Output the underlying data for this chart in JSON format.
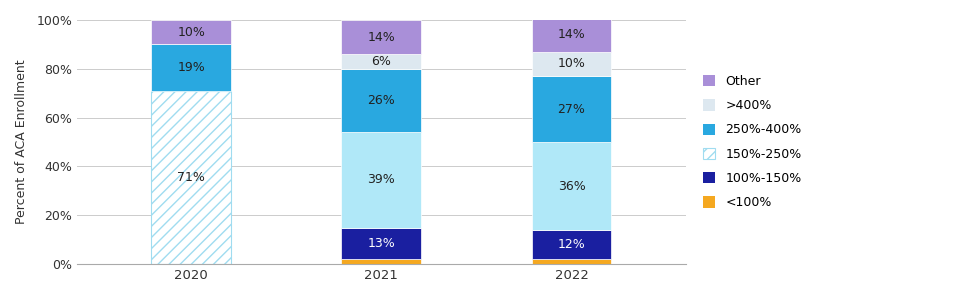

--

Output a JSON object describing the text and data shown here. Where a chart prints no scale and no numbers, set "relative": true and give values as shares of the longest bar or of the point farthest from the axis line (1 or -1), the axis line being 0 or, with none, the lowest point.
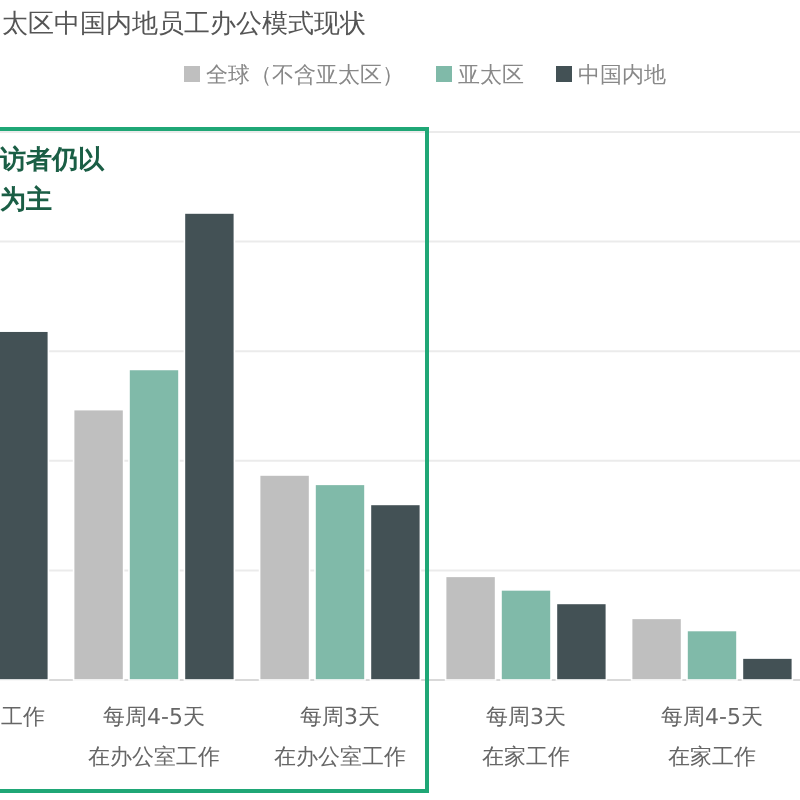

* * *

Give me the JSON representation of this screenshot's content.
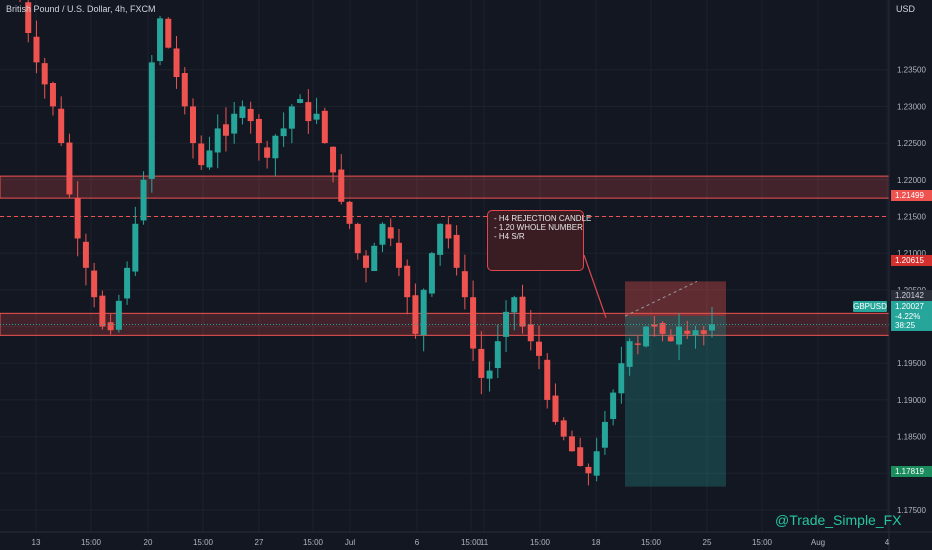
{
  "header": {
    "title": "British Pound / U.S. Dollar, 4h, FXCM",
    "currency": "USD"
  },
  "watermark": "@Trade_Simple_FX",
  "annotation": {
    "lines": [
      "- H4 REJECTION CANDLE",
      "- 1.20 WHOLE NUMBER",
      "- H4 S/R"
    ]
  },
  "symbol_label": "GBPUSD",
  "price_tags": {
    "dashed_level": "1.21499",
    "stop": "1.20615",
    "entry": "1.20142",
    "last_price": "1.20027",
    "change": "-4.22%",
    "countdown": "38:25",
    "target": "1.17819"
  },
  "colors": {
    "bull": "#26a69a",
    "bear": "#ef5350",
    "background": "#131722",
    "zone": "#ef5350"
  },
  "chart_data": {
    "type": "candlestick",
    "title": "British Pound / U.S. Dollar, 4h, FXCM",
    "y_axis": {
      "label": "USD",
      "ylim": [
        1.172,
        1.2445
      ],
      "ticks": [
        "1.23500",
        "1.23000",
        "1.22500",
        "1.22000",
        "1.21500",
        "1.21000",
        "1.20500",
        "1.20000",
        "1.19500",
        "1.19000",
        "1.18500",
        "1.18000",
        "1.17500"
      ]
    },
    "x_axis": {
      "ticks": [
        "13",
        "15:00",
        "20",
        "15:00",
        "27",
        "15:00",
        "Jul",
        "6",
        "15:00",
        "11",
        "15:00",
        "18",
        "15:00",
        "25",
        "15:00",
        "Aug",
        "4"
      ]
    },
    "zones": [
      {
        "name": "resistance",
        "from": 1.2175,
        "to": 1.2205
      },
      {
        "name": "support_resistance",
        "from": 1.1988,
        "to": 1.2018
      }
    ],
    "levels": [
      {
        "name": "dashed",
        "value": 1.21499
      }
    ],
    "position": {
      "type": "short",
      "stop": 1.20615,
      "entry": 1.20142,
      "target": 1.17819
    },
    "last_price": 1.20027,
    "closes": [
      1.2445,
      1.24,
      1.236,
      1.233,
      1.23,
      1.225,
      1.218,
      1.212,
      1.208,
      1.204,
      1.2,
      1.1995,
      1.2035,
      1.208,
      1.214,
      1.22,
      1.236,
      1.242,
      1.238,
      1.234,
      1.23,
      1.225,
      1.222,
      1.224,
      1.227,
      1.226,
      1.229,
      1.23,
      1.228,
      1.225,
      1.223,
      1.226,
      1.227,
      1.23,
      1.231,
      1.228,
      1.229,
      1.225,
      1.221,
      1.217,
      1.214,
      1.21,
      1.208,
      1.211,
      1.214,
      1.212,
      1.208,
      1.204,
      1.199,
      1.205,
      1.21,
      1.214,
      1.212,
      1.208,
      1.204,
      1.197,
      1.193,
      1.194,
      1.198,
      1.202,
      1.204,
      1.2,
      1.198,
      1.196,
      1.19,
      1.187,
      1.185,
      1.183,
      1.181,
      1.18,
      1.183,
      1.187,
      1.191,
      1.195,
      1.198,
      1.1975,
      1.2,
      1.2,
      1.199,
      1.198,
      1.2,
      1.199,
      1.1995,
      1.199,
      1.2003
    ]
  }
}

- [Exercise details] Among the lines of the material, find those that hold the word "Output" and copy them.

- [The completed task]
Output the underlying data for this chart in JSON format.
Output a JSON object describing the text and data shown here. Where a chart prints no scale and no numbers, set "relative": true and give values as shares of the longest bar or of the point farthest from the axis line (1 or -1), the axis line being 0 or, with none, the lowest point.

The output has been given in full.